YOUR GOAL >>
Write out, word for word, the part of the following lines that begins with the line containing "Where is each" and ends with the line containing "- section-heading: 三、发声练习: [140, 796, 296, 825]", including both of those lines. Leave the pictures out of your copy.

RAW DATA >>
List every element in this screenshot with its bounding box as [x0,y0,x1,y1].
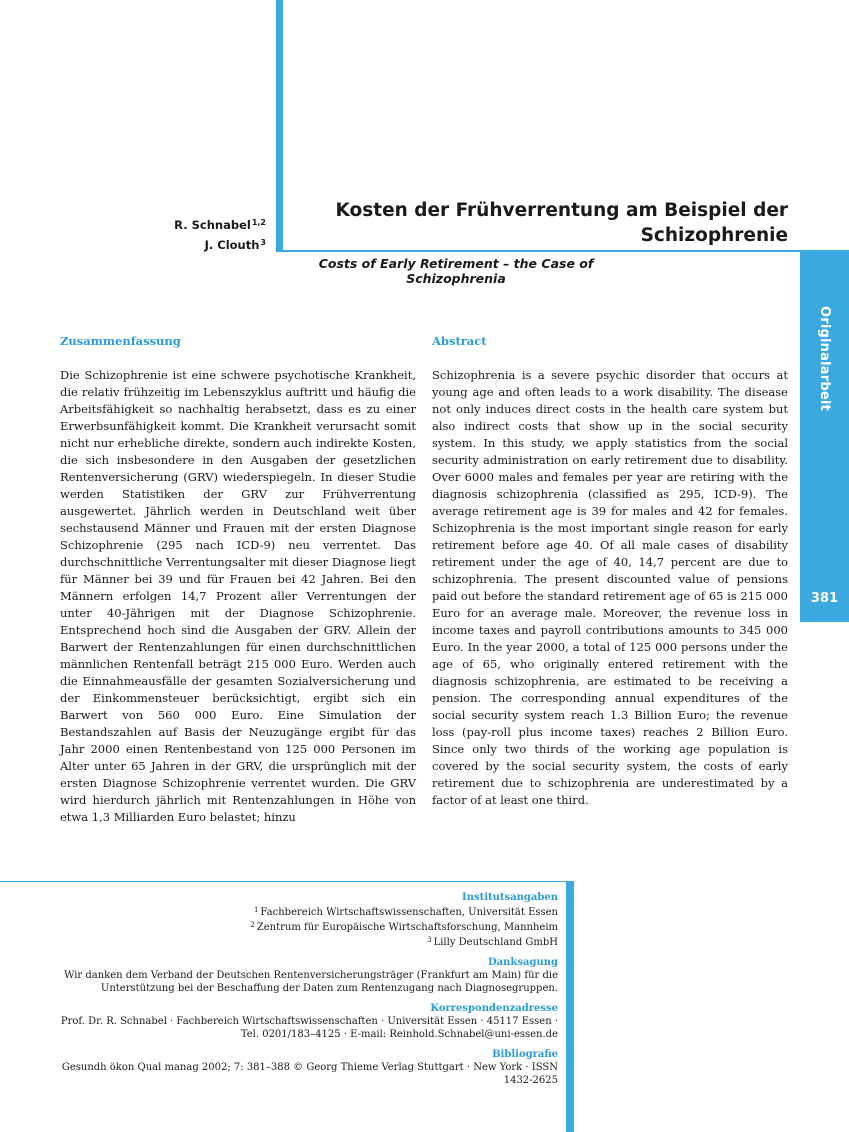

==

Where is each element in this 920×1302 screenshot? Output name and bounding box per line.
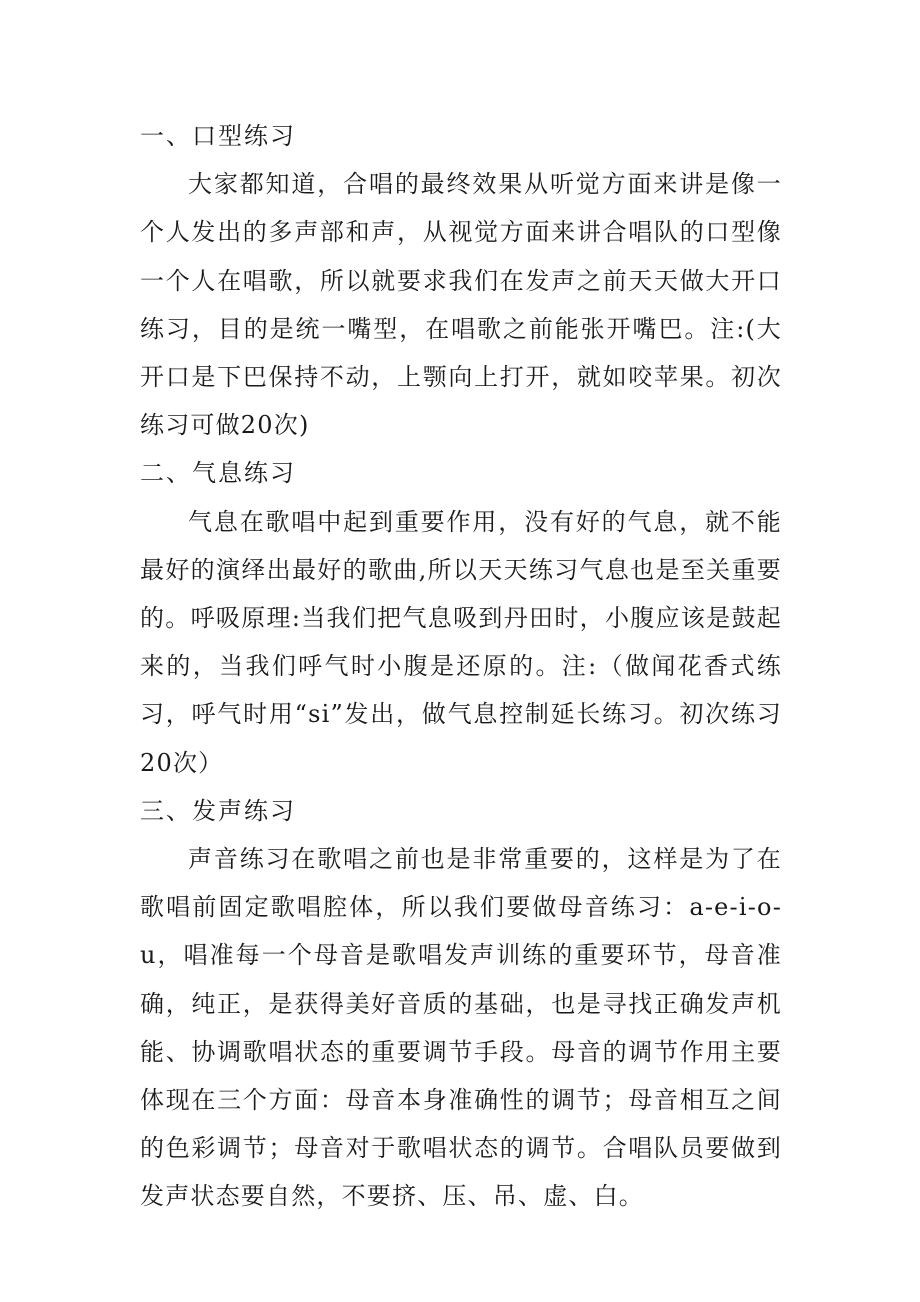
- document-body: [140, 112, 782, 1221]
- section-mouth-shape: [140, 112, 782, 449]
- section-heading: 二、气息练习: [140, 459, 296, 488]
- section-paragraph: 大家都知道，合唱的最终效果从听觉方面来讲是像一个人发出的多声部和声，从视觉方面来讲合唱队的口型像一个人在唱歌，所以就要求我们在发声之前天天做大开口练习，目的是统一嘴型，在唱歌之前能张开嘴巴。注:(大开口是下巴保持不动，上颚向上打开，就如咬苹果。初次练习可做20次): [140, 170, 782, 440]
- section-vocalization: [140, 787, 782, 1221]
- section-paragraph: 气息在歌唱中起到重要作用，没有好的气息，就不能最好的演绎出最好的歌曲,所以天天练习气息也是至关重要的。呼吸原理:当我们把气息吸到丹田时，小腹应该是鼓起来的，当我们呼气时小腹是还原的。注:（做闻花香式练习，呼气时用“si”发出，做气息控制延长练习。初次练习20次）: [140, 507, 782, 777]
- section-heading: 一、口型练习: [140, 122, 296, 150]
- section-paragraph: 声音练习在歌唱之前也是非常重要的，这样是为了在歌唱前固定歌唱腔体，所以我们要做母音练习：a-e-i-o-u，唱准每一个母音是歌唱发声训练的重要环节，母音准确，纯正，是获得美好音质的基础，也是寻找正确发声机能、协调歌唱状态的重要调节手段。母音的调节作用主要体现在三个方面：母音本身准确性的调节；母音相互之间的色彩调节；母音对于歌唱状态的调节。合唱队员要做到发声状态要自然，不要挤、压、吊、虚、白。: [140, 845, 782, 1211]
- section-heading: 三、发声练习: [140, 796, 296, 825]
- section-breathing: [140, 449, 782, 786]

EXERCISE SOLUTION >>
Where is each element in this 920×1302 screenshot? Output name and bounding box per line.
- document-body: [140, 112, 782, 1221]
- section-mouth-shape: [140, 112, 782, 449]
- section-heading: 二、气息练习: [140, 459, 296, 488]
- section-paragraph: 大家都知道，合唱的最终效果从听觉方面来讲是像一个人发出的多声部和声，从视觉方面来讲合唱队的口型像一个人在唱歌，所以就要求我们在发声之前天天做大开口练习，目的是统一嘴型，在唱歌之前能张开嘴巴。注:(大开口是下巴保持不动，上颚向上打开，就如咬苹果。初次练习可做20次): [140, 170, 782, 440]
- section-vocalization: [140, 787, 782, 1221]
- section-paragraph: 气息在歌唱中起到重要作用，没有好的气息，就不能最好的演绎出最好的歌曲,所以天天练习气息也是至关重要的。呼吸原理:当我们把气息吸到丹田时，小腹应该是鼓起来的，当我们呼气时小腹是还原的。注:（做闻花香式练习，呼气时用“si”发出，做气息控制延长练习。初次练习20次）: [140, 507, 782, 777]
- section-heading: 一、口型练习: [140, 122, 296, 150]
- section-paragraph: 声音练习在歌唱之前也是非常重要的，这样是为了在歌唱前固定歌唱腔体，所以我们要做母音练习：a-e-i-o-u，唱准每一个母音是歌唱发声训练的重要环节，母音准确，纯正，是获得美好音质的基础，也是寻找正确发声机能、协调歌唱状态的重要调节手段。母音的调节作用主要体现在三个方面：母音本身准确性的调节；母音相互之间的色彩调节；母音对于歌唱状态的调节。合唱队员要做到发声状态要自然，不要挤、压、吊、虚、白。: [140, 845, 782, 1211]
- section-heading: 三、发声练习: [140, 796, 296, 825]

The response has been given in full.